** Do this **
Write out the material exactly, with the pictures left out.

** Records provided **
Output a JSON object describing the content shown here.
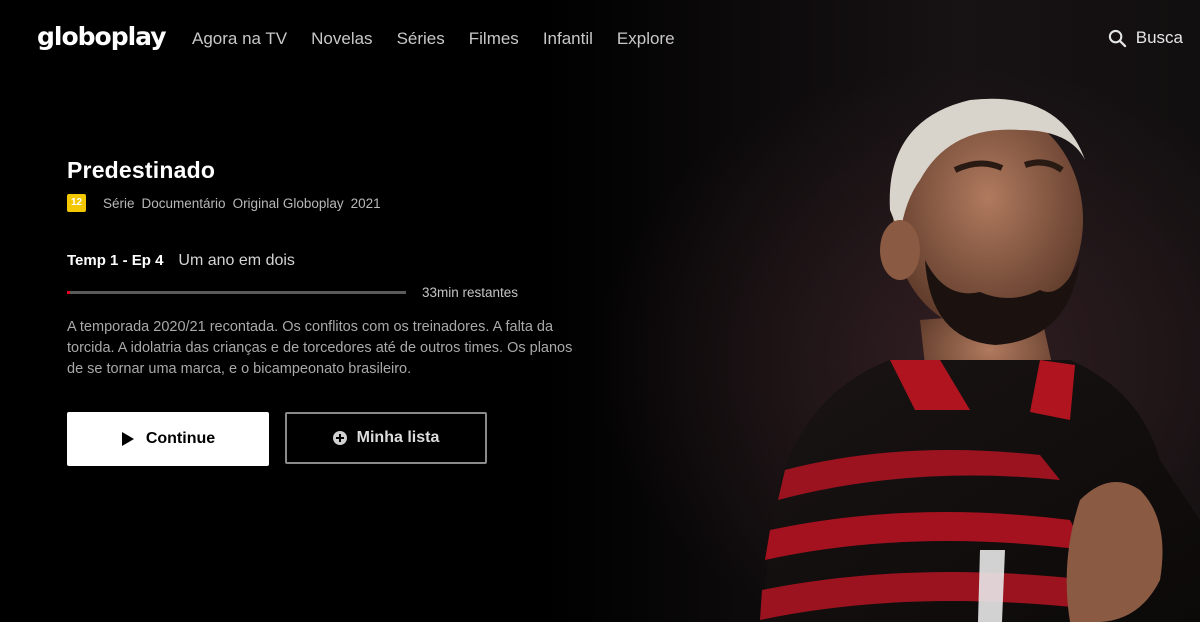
{
  "header": {
    "logo": "globoplay",
    "nav": [
      "Agora na TV",
      "Novelas",
      "Séries",
      "Filmes",
      "Infantil",
      "Explore"
    ],
    "search_label": "Busca"
  },
  "hero": {
    "title": "Predestinado",
    "age_rating": "12",
    "age_rating_color": "#f3c800",
    "meta": [
      "Série",
      "Documentário",
      "Original Globoplay",
      "2021"
    ],
    "episode": "Temp 1 - Ep 4",
    "episode_title": "Um ano em dois",
    "progress_percent": 1,
    "progress_color": "#e2001a",
    "time_remaining": "33min restantes",
    "description": "A temporada 2020/21 recontada. Os conflitos com os treinadores. A falta da torcida. A idolatria das crianças e de torcedores até de outros times. Os planos de se tornar uma marca, e o bicampeonato brasileiro.",
    "continue_label": "Continue",
    "mylist_label": "Minha lista"
  },
  "icons": {
    "search": "search-icon",
    "play": "play-icon",
    "add": "plus-circle-icon"
  }
}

** Solution to the problem **
Output a JSON object describing the content shown here.
{
  "header": {
    "logo": "globoplay",
    "nav": [
      "Agora na TV",
      "Novelas",
      "Séries",
      "Filmes",
      "Infantil",
      "Explore"
    ],
    "search_label": "Busca"
  },
  "hero": {
    "title": "Predestinado",
    "age_rating": "12",
    "age_rating_color": "#f3c800",
    "meta": [
      "Série",
      "Documentário",
      "Original Globoplay",
      "2021"
    ],
    "episode": "Temp 1 - Ep 4",
    "episode_title": "Um ano em dois",
    "progress_percent": 1,
    "progress_color": "#e2001a",
    "time_remaining": "33min restantes",
    "description": "A temporada 2020/21 recontada. Os conflitos com os treinadores. A falta da torcida. A idolatria das crianças e de torcedores até de outros times. Os planos de se tornar uma marca, e o bicampeonato brasileiro.",
    "continue_label": "Continue",
    "mylist_label": "Minha lista"
  },
  "icons": {
    "search": "search-icon",
    "play": "play-icon",
    "add": "plus-circle-icon"
  }
}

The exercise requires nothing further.